> _The task_
Can the data below be set down again exactly, line for line?

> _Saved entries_

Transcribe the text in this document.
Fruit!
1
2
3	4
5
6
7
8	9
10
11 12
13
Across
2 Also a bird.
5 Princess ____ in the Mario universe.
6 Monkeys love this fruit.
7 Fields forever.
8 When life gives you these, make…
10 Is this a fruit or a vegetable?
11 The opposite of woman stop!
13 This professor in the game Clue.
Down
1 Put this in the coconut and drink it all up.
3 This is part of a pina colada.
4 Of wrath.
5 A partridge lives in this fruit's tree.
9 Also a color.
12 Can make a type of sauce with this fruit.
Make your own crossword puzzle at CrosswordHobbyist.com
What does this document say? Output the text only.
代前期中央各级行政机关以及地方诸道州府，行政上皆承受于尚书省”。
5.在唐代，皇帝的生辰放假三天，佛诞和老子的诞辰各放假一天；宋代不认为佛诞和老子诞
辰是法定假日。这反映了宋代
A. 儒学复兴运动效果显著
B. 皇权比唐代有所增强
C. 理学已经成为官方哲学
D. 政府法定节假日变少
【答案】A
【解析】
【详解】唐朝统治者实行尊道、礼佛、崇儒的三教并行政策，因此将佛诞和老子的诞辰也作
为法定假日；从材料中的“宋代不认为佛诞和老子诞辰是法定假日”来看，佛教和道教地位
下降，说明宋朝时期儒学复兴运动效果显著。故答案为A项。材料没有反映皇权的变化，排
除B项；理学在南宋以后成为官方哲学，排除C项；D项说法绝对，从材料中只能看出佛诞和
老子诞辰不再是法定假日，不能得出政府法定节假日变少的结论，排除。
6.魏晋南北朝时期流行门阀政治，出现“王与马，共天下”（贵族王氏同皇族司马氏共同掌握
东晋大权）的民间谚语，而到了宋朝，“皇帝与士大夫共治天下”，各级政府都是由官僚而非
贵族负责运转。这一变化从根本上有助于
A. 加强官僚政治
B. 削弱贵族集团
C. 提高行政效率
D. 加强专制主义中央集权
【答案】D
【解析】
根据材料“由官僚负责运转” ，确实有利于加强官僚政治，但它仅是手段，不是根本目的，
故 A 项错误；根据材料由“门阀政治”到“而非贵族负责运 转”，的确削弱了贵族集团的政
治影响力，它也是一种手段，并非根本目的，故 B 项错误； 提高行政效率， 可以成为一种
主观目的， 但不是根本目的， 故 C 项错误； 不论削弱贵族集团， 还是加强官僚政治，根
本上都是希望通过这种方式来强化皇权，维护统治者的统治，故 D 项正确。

> _Response to the task_
Transcribe the text in this document.
Fruit!
1
2
3	4
5
6
7
8	9
10
11 12
13
Across
2 Also a bird.
5 Princess ____ in the Mario universe.
6 Monkeys love this fruit.
7 Fields forever.
8 When life gives you these, make…
10 Is this a fruit or a vegetable?
11 The opposite of woman stop!
13 This professor in the game Clue.
Down
1 Put this in the coconut and drink it all up.
3 This is part of a pina colada.
4 Of wrath.
5 A partridge lives in this fruit's tree.
9 Also a color.
12 Can make a type of sauce with this fruit.
Make your own crossword puzzle at CrosswordHobbyist.com
What does this document say? Output the text only.
代前期中央各级行政机关以及地方诸道州府，行政上皆承受于尚书省”。
5.在唐代，皇帝的生辰放假三天，佛诞和老子的诞辰各放假一天；宋代不认为佛诞和老子诞
辰是法定假日。这反映了宋代
A. 儒学复兴运动效果显著
B. 皇权比唐代有所增强
C. 理学已经成为官方哲学
D. 政府法定节假日变少
【答案】A
【解析】
【详解】唐朝统治者实行尊道、礼佛、崇儒的三教并行政策，因此将佛诞和老子的诞辰也作
为法定假日；从材料中的“宋代不认为佛诞和老子诞辰是法定假日”来看，佛教和道教地位
下降，说明宋朝时期儒学复兴运动效果显著。故答案为A项。材料没有反映皇权的变化，排
除B项；理学在南宋以后成为官方哲学，排除C项；D项说法绝对，从材料中只能看出佛诞和
老子诞辰不再是法定假日，不能得出政府法定节假日变少的结论，排除。
6.魏晋南北朝时期流行门阀政治，出现“王与马，共天下”（贵族王氏同皇族司马氏共同掌握
东晋大权）的民间谚语，而到了宋朝，“皇帝与士大夫共治天下”，各级政府都是由官僚而非
贵族负责运转。这一变化从根本上有助于
A. 加强官僚政治
B. 削弱贵族集团
C. 提高行政效率
D. 加强专制主义中央集权
【答案】D
【解析】
根据材料“由官僚负责运转” ，确实有利于加强官僚政治，但它仅是手段，不是根本目的，
故 A 项错误；根据材料由“门阀政治”到“而非贵族负责运 转”，的确削弱了贵族集团的政
治影响力，它也是一种手段，并非根本目的，故 B 项错误； 提高行政效率， 可以成为一种
主观目的， 但不是根本目的， 故 C 项错误； 不论削弱贵族集团， 还是加强官僚政治，根
本上都是希望通过这种方式来强化皇权，维护统治者的统治，故 D 项正确。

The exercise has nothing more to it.